*DATA SHOWN:*
# # #
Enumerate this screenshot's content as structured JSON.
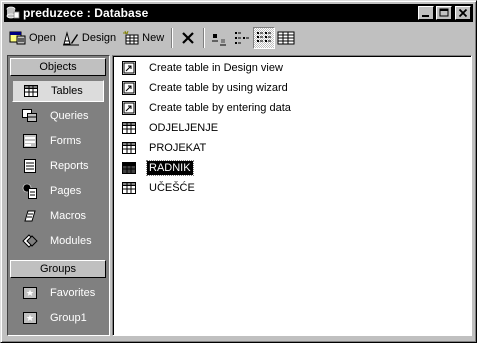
{
  "window": {
    "title": "preduzece : Database"
  },
  "toolbar": {
    "open_label": "Open",
    "design_label": "Design",
    "new_label": "New",
    "icons": [
      "delete-icon",
      "large-icons-view-icon",
      "small-icons-view-icon",
      "list-view-icon",
      "details-view-icon"
    ]
  },
  "objects_bar": {
    "objects_header": "Objects",
    "items": [
      {
        "label": "Tables",
        "icon": "table-icon",
        "selected": true
      },
      {
        "label": "Queries",
        "icon": "query-icon"
      },
      {
        "label": "Forms",
        "icon": "form-icon"
      },
      {
        "label": "Reports",
        "icon": "report-icon"
      },
      {
        "label": "Pages",
        "icon": "page-icon"
      },
      {
        "label": "Macros",
        "icon": "macro-icon"
      },
      {
        "label": "Modules",
        "icon": "module-icon"
      }
    ],
    "groups_header": "Groups",
    "groups": [
      {
        "label": "Favorites",
        "icon": "favorites-icon"
      },
      {
        "label": "Group1",
        "icon": "group-icon"
      }
    ]
  },
  "list": {
    "items": [
      {
        "label": "Create table in Design view",
        "icon": "shortcut-icon"
      },
      {
        "label": "Create table by using wizard",
        "icon": "shortcut-icon"
      },
      {
        "label": "Create table by entering data",
        "icon": "shortcut-icon"
      },
      {
        "label": "ODJELJENJE",
        "icon": "table-icon"
      },
      {
        "label": "PROJEKAT",
        "icon": "table-icon"
      },
      {
        "label": "RADNIK",
        "icon": "table-icon",
        "selected": true
      },
      {
        "label": "UČEŠĆE",
        "icon": "table-icon"
      }
    ]
  },
  "colors": {
    "title_bar": "#000000",
    "face": "#c0c0c0",
    "selection": "#000000"
  }
}
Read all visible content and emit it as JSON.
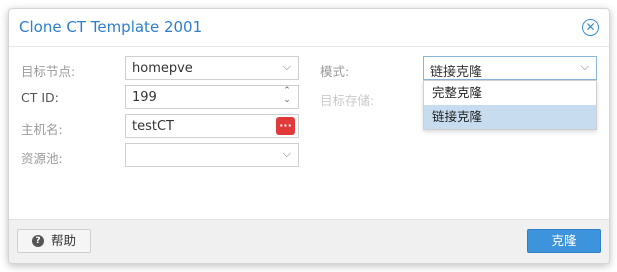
{
  "dialog": {
    "title": "Clone CT Template 2001",
    "close_icon": "close-icon"
  },
  "form": {
    "target_node": {
      "label": "目标节点:",
      "value": "homepve"
    },
    "ct_id": {
      "label": "CT ID:",
      "value": "199"
    },
    "hostname": {
      "label": "主机名:",
      "value": "testCT"
    },
    "pool": {
      "label": "资源池:",
      "value": ""
    },
    "mode": {
      "label": "模式:",
      "value": "链接克隆"
    },
    "target_storage": {
      "label": "目标存储:"
    }
  },
  "mode_options": [
    {
      "label": "完整克隆",
      "selected": false
    },
    {
      "label": "链接克隆",
      "selected": true
    }
  ],
  "footer": {
    "help_label": "帮助",
    "help_icon": "question-icon",
    "clone_label": "克隆"
  },
  "colors": {
    "accent": "#3d93dc",
    "title": "#2c7fcf",
    "selected_option": "#c7dcef",
    "dots_button": "#e03a3a"
  }
}
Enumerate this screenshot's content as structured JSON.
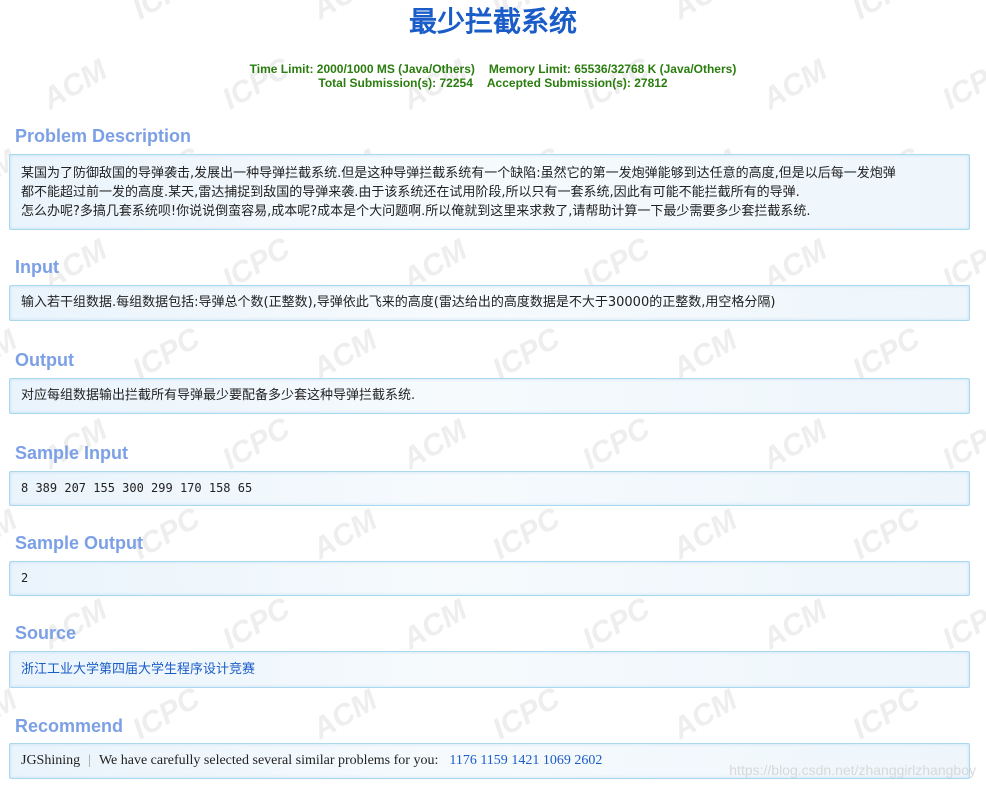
{
  "problem": {
    "title": "最少拦截系统",
    "time_limit": "Time Limit: 2000/1000 MS (Java/Others)",
    "memory_limit": "Memory Limit: 65536/32768 K (Java/Others)",
    "total_submissions": "Total Submission(s): 72254",
    "accepted_submissions": "Accepted Submission(s): 27812"
  },
  "sections": {
    "description": {
      "heading": "Problem Description",
      "lines": [
        "某国为了防御敌国的导弹袭击,发展出一种导弹拦截系统.但是这种导弹拦截系统有一个缺陷:虽然它的第一发炮弹能够到达任意的高度,但是以后每一发炮弹",
        "都不能超过前一发的高度.某天,雷达捕捉到敌国的导弹来袭.由于该系统还在试用阶段,所以只有一套系统,因此有可能不能拦截所有的导弹.",
        "怎么办呢?多搞几套系统呗!你说说倒蛮容易,成本呢?成本是个大问题啊.所以俺就到这里来求救了,请帮助计算一下最少需要多少套拦截系统."
      ]
    },
    "input": {
      "heading": "Input",
      "text": "输入若干组数据.每组数据包括:导弹总个数(正整数),导弹依此飞来的高度(雷达给出的高度数据是不大于30000的正整数,用空格分隔)"
    },
    "output": {
      "heading": "Output",
      "text": "对应每组数据输出拦截所有导弹最少要配备多少套这种导弹拦截系统."
    },
    "sample_input": {
      "heading": "Sample Input",
      "text": "8 389 207 155 300 299 170 158 65"
    },
    "sample_output": {
      "heading": "Sample Output",
      "text": "2"
    },
    "source": {
      "heading": "Source",
      "text": "浙江工业大学第四届大学生程序设计竞赛"
    },
    "recommend": {
      "heading": "Recommend",
      "user": "JGShining",
      "separator": "|",
      "message": "We have carefully selected several similar problems for you:",
      "problems": [
        "1176",
        "1159",
        "1421",
        "1069",
        "2602"
      ]
    }
  },
  "watermark": {
    "words": [
      "ACM",
      "ICPC"
    ],
    "csdn_url": "https://blog.csdn.net/zhanggirlzhangboy"
  },
  "colors": {
    "title": "#1a5cc8",
    "limits": "#2a7d0e",
    "section_heading": "#7ca0e6",
    "box_border": "#a9d8f0",
    "link": "#1a5cc8"
  }
}
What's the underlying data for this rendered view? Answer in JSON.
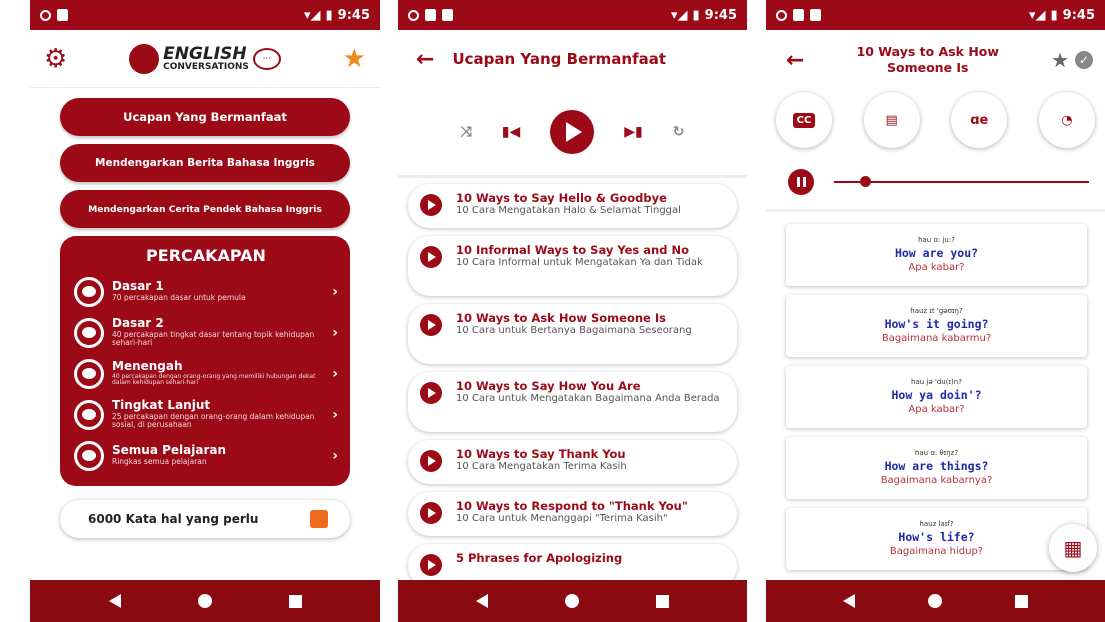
{
  "status_bar": {
    "time": "9:45"
  },
  "colors": {
    "primary": "#9b0a16",
    "accent_star": "#ef8a1c",
    "english_text": "#1f2aa8",
    "indonesian_text": "#b5323d"
  },
  "screen1": {
    "logo": {
      "line1": "ENGLISH",
      "line2": "CONVERSATIONS",
      "bubble": "···"
    },
    "icons": {
      "settings": "gear-icon",
      "favorite": "star-icon"
    },
    "menu": [
      {
        "label": "Ucapan Yang Bermanfaat"
      },
      {
        "label": "Mendengarkan Berita Bahasa Inggris"
      },
      {
        "label": "Mendengarkan Cerita Pendek Bahasa Inggris"
      }
    ],
    "percakapan": {
      "title": "PERCAKAPAN",
      "items": [
        {
          "name": "Dasar 1",
          "desc": "70 percakapan dasar untuk pemula"
        },
        {
          "name": "Dasar 2",
          "desc": "40 percakapan tingkat dasar tentang topik kehidupan sehari-hari"
        },
        {
          "name": "Menengah",
          "desc": "40 percakapan dengan orang-orang yang memiliki hubungan dekat dalam kehidupan sehari-hari"
        },
        {
          "name": "Tingkat Lanjut",
          "desc": "25 percakapan dengan orang-orang dalam kehidupan sosial, di perusahaan"
        },
        {
          "name": "Semua Pelajaran",
          "desc": "Ringkas semua pelajaran"
        }
      ]
    },
    "words_button": "6000 Kata hal yang perlu"
  },
  "screen2": {
    "title": "Ucapan Yang Bermanfaat",
    "lessons": [
      {
        "title": "10 Ways to Say Hello & Goodbye",
        "subtitle": "10 Cara Mengatakan Halo & Selamat Tinggal"
      },
      {
        "title": "10 Informal Ways to Say Yes and No",
        "subtitle": "10 Cara Informal untuk Mengatakan Ya dan Tidak"
      },
      {
        "title": "10 Ways to Ask How Someone Is",
        "subtitle": "10 Cara untuk Bertanya Bagaimana Seseorang"
      },
      {
        "title": "10 Ways to Say How You Are",
        "subtitle": "10 Cara untuk Mengatakan Bagaimana Anda Berada"
      },
      {
        "title": "10 Ways to Say Thank You",
        "subtitle": "10 Cara Mengatakan Terima Kasih"
      },
      {
        "title": "10 Ways to Respond to \"Thank You\"",
        "subtitle": "10 Cara untuk Menanggapi \"Terima Kasih\""
      },
      {
        "title": "5 Phrases for Apologizing",
        "subtitle": ""
      }
    ]
  },
  "screen3": {
    "title": "10 Ways to Ask How Someone Is",
    "tools": {
      "subtitles": "CC",
      "translate": "translate-icon",
      "pronunciation": "ɑe",
      "speed": "speed-icon"
    },
    "playback_progress": 0.1,
    "phrases": [
      {
        "ipa": "hau  ɑ:   ju:?",
        "english": "How are you?",
        "indonesian": "Apa kabar?"
      },
      {
        "ipa": "hauz   ɪt   'gəʊɪŋ?",
        "english": "How's it going?",
        "indonesian": "Bagaimana kabarmu?"
      },
      {
        "ipa": "hau   jə   'du(ɪ)n?",
        "english": "How ya doin'?",
        "indonesian": "Apa kabar?"
      },
      {
        "ipa": "hau   ɑ:   θɪŋz?",
        "english": "How are things?",
        "indonesian": "Bagaimana kabarnya?"
      },
      {
        "ipa": "hauz   laɪf?",
        "english": "How's life?",
        "indonesian": "Bagaimana hidup?"
      }
    ]
  }
}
# # #
*THE EXERCISE:* Go through the data above and find the lines with the word "hari". Copy each of those lines.

*RESPONSE BELOW:*
          "desc": "40 percakapan tingkat dasar tentang topik kehidupan sehari-hari"
          "desc": "40 percakapan dengan orang-orang yang memiliki hubungan dekat dalam kehidupan sehari-hari"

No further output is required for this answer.